** Text block **
————

I would call it an unfair treatment of African countries.
The alpha variant was raging in the U.K. [months ago], and none of the countries put the U.K. on the red list. Because we understand that it’s a global village. Of course, we enhanced border screening, enhanced requirements for entering into the country, including maybe a quarantine and testing. But it was never shutting our door, because we understand that these viruses don’t respect our natural borders.
What does Botswana want and need from the rest of the world? Is it vaccines? Is it better sequencing support? All of the above and more?
Other countries are going into boosters, and we are still struggling to reach all our population. We still have to vaccinate a large segment of our population. The government of Botswana has been very proactive in reaching out to other countries for procuring [vaccines]. But sometimes the delays are beyond whether you have the money to buy or not.
The health-care system [in Botswana during the pandemic] has been battered, and strengthening the health-care system, making sure that we have adequate resources in case we enter into a serious time, [will be important]. Right now, the infections have jumped. Every day, we have about two to three times more infections than we’ve seen the previous day. [Note: The average daily count is 298 new cases.]
But most important, we need to make sure that we more than multiply our sequencing capacity by 10 times.
How much sequencing are you able to do now?
The kind of resources we have are just a tiny drop in the ocean as compared to other countries in terms of sequencing capacity and sequencing strength. The U.K. generally can sequence more than 500 times the sequences we can generate in Botswana in a day.
As African scientists, we’ve come together and formed the Pathogen Genomics Initiative and the Africa CDC. We are using our little resources to make sure that countries are trained. The investment in HIV really helped us to be where we are. Because it was easy to come from HIV to do COVID sequencing.

————

** Data provided **

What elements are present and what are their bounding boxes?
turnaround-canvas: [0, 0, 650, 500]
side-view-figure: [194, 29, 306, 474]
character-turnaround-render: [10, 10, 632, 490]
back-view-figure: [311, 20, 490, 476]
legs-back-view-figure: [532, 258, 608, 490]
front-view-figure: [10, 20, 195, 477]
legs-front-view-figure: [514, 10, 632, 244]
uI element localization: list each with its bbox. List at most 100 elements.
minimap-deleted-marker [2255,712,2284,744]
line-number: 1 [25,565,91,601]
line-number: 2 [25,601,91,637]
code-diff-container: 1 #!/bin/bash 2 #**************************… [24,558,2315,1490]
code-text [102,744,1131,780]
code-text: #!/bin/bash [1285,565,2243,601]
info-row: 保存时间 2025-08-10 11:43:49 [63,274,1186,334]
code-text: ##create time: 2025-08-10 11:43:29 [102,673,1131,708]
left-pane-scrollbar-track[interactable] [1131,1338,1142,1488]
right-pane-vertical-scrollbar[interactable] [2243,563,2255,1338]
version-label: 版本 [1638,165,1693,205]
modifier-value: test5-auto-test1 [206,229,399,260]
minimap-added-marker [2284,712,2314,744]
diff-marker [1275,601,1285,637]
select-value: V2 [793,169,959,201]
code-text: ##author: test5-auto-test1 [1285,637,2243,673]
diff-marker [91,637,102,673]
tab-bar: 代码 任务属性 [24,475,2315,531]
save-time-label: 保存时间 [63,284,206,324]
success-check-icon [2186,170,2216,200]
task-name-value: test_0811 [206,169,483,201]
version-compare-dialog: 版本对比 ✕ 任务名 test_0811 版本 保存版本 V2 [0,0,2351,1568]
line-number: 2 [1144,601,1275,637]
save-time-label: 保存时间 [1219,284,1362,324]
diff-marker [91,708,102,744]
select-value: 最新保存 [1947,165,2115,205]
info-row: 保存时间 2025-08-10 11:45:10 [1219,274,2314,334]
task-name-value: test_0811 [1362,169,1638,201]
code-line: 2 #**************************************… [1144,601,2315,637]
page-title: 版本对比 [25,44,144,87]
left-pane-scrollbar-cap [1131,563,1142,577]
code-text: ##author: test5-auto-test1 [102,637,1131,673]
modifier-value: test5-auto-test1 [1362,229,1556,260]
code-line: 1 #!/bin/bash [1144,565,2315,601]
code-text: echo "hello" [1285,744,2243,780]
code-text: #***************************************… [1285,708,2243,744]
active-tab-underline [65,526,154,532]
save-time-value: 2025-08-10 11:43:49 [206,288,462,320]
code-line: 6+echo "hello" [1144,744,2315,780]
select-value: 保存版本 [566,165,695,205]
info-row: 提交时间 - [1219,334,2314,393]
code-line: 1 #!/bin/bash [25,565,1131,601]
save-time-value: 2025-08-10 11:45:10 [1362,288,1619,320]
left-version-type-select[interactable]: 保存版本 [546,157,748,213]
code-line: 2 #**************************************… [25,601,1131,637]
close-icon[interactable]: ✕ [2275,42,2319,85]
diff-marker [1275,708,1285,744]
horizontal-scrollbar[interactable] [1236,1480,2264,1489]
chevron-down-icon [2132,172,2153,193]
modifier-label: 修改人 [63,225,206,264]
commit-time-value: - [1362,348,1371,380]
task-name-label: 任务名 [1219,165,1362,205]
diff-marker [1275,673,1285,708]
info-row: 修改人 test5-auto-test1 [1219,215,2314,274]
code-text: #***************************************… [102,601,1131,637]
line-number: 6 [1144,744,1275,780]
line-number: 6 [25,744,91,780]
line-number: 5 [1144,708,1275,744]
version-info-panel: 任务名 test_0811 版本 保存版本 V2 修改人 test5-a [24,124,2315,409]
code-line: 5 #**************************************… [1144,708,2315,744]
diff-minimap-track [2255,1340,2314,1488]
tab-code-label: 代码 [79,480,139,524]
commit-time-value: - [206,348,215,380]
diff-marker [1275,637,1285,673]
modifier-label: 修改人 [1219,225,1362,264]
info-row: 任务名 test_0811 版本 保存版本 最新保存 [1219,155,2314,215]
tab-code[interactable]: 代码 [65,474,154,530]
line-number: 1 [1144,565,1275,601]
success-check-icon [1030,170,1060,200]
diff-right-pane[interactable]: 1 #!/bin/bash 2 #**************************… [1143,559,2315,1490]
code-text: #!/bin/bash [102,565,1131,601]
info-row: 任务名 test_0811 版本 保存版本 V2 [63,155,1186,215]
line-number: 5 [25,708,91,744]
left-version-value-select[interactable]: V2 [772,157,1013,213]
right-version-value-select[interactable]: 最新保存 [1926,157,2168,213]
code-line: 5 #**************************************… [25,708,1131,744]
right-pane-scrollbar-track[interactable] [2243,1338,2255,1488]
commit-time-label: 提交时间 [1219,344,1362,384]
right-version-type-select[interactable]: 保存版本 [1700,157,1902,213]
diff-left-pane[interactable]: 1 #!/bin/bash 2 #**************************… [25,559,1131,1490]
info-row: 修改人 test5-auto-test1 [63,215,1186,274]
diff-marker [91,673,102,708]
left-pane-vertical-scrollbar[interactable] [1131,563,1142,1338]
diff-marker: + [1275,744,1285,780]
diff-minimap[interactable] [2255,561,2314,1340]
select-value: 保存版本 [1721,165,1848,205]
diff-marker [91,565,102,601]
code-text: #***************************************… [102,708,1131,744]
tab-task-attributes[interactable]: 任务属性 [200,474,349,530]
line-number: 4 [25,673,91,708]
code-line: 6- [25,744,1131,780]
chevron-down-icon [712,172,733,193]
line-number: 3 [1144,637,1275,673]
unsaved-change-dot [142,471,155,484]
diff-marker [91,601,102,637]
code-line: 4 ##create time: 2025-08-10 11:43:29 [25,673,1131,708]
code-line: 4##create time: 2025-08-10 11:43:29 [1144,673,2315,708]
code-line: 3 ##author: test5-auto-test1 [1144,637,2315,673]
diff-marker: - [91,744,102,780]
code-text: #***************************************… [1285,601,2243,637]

————

** What to do **
1: List every question asked in the interview about Botswana and COVID sequencing, in the order they appear.
2: Duplicate the part of the interview about Botswana and COVID sequencing from "How much sequencing" up to and including "Botswana in a day.".
The items are not used in any of this work.

** Task-by-task answers **
1:
What does Botswana want and need from the rest of the world?
Is it vaccines?
Is it better sequencing support?
All of the above and more?
How much sequencing are you able to do now?

2:
How much sequencing are you able to do now?
The kind of resources we have are just a tiny drop in the ocean as compared to other countries in terms of sequencing capacity and sequencing strength. The U.K. generally can sequence more than 500 times the sequences we can generate in Botswana in a day.